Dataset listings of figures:
------------------------------------

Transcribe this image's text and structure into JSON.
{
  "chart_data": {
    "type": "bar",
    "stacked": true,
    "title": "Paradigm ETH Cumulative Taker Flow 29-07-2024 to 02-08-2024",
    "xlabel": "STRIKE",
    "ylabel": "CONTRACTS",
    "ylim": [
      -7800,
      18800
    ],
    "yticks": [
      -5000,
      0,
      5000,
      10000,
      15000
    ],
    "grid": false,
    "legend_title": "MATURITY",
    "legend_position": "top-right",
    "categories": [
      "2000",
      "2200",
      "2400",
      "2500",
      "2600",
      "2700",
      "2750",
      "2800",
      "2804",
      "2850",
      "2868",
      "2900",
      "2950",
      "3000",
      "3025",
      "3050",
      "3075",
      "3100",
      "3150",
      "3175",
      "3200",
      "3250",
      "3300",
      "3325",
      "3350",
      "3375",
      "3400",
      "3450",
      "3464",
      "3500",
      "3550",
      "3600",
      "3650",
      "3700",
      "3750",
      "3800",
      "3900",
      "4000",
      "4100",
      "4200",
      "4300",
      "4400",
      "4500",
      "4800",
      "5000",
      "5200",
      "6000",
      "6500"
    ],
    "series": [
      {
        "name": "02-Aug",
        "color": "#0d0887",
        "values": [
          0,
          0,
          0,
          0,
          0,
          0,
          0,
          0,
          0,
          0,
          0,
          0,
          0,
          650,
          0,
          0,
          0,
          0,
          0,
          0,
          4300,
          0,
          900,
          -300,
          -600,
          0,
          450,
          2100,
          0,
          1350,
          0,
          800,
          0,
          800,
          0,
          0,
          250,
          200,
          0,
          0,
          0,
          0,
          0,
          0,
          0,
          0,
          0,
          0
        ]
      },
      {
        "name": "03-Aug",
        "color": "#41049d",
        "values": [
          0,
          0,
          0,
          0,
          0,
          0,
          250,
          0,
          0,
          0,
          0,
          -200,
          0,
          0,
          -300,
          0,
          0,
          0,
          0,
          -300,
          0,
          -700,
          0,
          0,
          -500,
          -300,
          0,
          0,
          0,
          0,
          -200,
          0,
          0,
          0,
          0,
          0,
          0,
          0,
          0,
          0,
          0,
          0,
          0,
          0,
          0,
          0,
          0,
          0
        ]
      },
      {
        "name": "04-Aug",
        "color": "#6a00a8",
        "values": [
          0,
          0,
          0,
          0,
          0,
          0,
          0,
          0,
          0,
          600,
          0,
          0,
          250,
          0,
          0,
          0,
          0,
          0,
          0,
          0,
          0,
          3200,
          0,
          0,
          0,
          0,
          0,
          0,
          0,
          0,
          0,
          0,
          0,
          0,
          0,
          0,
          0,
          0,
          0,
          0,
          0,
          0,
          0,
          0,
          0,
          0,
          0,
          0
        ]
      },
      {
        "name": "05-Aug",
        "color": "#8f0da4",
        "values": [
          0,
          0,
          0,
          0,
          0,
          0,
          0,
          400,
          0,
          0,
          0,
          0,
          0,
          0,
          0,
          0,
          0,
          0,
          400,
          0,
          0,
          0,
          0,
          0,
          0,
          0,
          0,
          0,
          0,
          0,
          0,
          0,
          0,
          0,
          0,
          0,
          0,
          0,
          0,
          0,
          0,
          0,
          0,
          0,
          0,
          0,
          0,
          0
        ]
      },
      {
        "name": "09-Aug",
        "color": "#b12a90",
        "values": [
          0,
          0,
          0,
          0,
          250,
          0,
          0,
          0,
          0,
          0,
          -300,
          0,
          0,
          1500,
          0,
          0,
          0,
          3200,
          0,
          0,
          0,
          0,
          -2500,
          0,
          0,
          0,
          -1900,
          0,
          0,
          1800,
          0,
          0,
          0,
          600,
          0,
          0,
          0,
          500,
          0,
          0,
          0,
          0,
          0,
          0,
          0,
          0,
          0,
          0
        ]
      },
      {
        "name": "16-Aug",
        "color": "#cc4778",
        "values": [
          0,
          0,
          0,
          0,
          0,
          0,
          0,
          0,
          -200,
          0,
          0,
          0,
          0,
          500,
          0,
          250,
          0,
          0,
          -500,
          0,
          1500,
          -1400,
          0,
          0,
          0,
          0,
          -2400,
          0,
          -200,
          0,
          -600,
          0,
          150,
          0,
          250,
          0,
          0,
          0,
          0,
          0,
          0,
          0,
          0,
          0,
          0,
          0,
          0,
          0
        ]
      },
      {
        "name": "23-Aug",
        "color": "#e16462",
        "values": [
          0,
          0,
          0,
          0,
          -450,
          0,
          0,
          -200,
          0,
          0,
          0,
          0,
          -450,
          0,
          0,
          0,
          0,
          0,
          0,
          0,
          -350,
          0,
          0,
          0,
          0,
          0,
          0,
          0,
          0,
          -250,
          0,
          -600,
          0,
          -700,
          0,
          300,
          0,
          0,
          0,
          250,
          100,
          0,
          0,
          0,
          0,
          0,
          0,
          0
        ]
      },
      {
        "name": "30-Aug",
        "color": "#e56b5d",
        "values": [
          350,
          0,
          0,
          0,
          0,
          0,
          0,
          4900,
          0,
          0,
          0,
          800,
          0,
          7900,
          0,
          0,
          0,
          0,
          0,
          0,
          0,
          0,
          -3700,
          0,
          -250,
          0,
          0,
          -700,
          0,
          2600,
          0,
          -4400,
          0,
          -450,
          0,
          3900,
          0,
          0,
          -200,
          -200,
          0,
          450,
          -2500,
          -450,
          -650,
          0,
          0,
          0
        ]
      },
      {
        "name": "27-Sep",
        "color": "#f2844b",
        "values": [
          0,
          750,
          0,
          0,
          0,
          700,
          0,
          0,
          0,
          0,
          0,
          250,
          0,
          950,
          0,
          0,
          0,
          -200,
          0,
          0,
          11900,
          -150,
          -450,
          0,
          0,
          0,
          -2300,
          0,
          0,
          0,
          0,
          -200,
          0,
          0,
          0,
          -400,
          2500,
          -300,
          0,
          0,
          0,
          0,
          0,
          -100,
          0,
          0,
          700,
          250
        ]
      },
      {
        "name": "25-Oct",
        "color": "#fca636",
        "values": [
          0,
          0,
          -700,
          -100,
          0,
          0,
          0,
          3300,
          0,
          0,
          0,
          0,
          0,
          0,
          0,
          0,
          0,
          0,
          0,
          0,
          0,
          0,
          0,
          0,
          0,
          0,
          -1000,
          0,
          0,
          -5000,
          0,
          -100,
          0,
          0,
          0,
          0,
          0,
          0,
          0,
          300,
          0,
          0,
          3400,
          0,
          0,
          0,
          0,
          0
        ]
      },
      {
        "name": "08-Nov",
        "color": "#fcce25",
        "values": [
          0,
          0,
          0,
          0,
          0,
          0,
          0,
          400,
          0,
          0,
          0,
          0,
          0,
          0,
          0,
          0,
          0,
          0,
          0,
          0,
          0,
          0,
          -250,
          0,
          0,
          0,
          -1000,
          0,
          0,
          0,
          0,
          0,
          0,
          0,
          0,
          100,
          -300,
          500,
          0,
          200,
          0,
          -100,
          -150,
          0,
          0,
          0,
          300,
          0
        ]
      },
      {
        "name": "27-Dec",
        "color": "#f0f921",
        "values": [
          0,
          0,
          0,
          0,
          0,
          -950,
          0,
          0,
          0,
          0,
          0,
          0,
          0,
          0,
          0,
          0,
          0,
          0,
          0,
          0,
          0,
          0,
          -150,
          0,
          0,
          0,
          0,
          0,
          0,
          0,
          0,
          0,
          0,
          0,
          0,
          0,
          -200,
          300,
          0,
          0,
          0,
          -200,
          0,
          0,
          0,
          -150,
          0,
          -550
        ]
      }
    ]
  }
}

------------------------------------

WORK TO BE COMPLETED:
Copy all lines in the listing above where the string "color" appears.

RESPONSE TO THE EXERCISE:
        "color": "#0d0887",
        "color": "#41049d",
        "color": "#6a00a8",
        "color": "#8f0da4",
        "color": "#b12a90",
        "color": "#cc4778",
        "color": "#e16462",
        "color": "#e56b5d",
        "color": "#f2844b",
        "color": "#fca636",
        "color": "#fcce25",
        "color": "#f0f921",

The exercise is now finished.